» Instruction: Without the pictures, repeat the listing character for character.

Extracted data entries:
·····

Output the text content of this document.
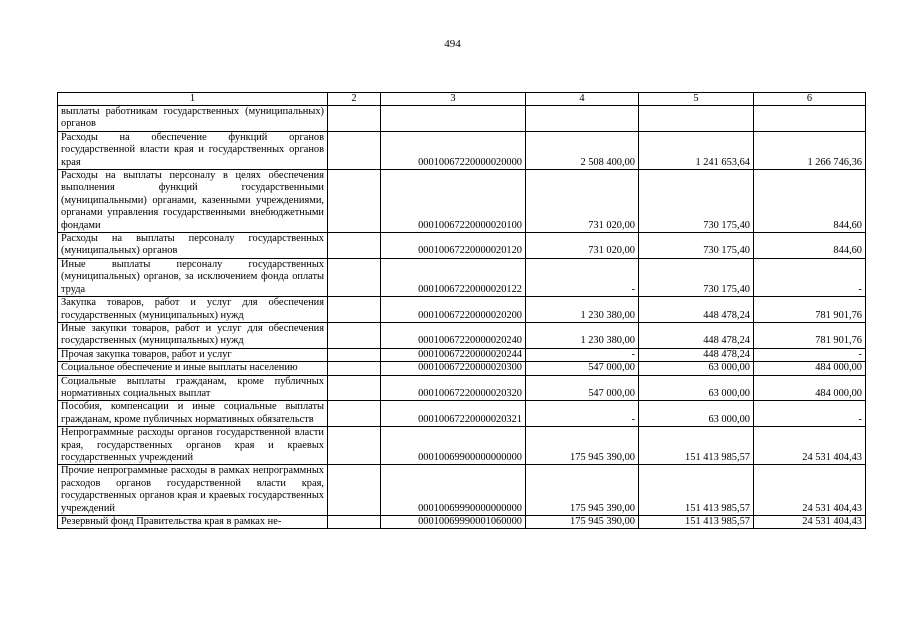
494
1	2	3	4	5	6
выплаты работникам государственных (муниципальных) органов					
Расходы на обеспечение функций органов государственной власти края и государственных органов края		00010067220000020000	2 508 400,00	1 241 653,64	1 266 746,36
Расходы на выплаты персоналу в целях обеспечения выполнения функций государственными (муниципальными) органами, казенными учреждениями, органами управления государственными внебюджетными фондами		00010067220000020100	731 020,00	730 175,40	844,60
Расходы на выплаты персоналу государственных (муниципальных) органов		00010067220000020120	731 020,00	730 175,40	844,60
Иные выплаты персоналу государственных (муниципальных) органов, за исключением фонда оплаты труда		00010067220000020122	-	730 175,40	-
Закупка товаров, работ и услуг для обеспечения государственных (муниципальных) нужд		00010067220000020200	1 230 380,00	448 478,24	781 901,76
Иные закупки товаров, работ и услуг для обеспечения государственных (муниципальных) нужд		00010067220000020240	1 230 380,00	448 478,24	781 901,76
Прочая закупка товаров, работ и услуг		00010067220000020244	-	448 478,24	-
Социальное обеспечение и иные выплаты населению		00010067220000020300	547 000,00	63 000,00	484 000,00
Социальные выплаты гражданам, кроме публичных нормативных социальных выплат		00010067220000020320	547 000,00	63 000,00	484 000,00
Пособия, компенсации и иные социальные выплаты гражданам, кроме публичных нормативных обязательств		00010067220000020321	-	63 000,00	-
Непрограммные расходы органов государственной власти края, государственных органов края и краевых государственных учреждений		00010069900000000000	175 945 390,00	151 413 985,57	24 531 404,43
Прочие непрограммные расходы в рамках непрограммных расходов органов государственной власти края, государственных органов края и краевых государственных учреждений		00010069990000000000	175 945 390,00	151 413 985,57	24 531 404,43
Резервный фонд Правительства края в рамках не-		00010069990001060000	175 945 390,00	151 413 985,57	24 531 404,43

·····

» In response:
Output the text content of this document.
494
1	2	3	4	5	6
выплаты работникам государственных (муниципальных) органов					
Расходы на обеспечение функций органов государственной власти края и государственных органов края		00010067220000020000	2 508 400,00	1 241 653,64	1 266 746,36
Расходы на выплаты персоналу в целях обеспечения выполнения функций государственными (муниципальными) органами, казенными учреждениями, органами управления государственными внебюджетными фондами		00010067220000020100	731 020,00	730 175,40	844,60
Расходы на выплаты персоналу государственных (муниципальных) органов		00010067220000020120	731 020,00	730 175,40	844,60
Иные выплаты персоналу государственных (муниципальных) органов, за исключением фонда оплаты труда		00010067220000020122	-	730 175,40	-
Закупка товаров, работ и услуг для обеспечения государственных (муниципальных) нужд		00010067220000020200	1 230 380,00	448 478,24	781 901,76
Иные закупки товаров, работ и услуг для обеспечения государственных (муниципальных) нужд		00010067220000020240	1 230 380,00	448 478,24	781 901,76
Прочая закупка товаров, работ и услуг		00010067220000020244	-	448 478,24	-
Социальное обеспечение и иные выплаты населению		00010067220000020300	547 000,00	63 000,00	484 000,00
Социальные выплаты гражданам, кроме публичных нормативных социальных выплат		00010067220000020320	547 000,00	63 000,00	484 000,00
Пособия, компенсации и иные социальные выплаты гражданам, кроме публичных нормативных обязательств		00010067220000020321	-	63 000,00	-
Непрограммные расходы органов государственной власти края, государственных органов края и краевых государственных учреждений		00010069900000000000	175 945 390,00	151 413 985,57	24 531 404,43
Прочие непрограммные расходы в рамках непрограммных расходов органов государственной власти края, государственных органов края и краевых государственных учреждений		00010069990000000000	175 945 390,00	151 413 985,57	24 531 404,43
Резервный фонд Правительства края в рамках не-		00010069990001060000	175 945 390,00	151 413 985,57	24 531 404,43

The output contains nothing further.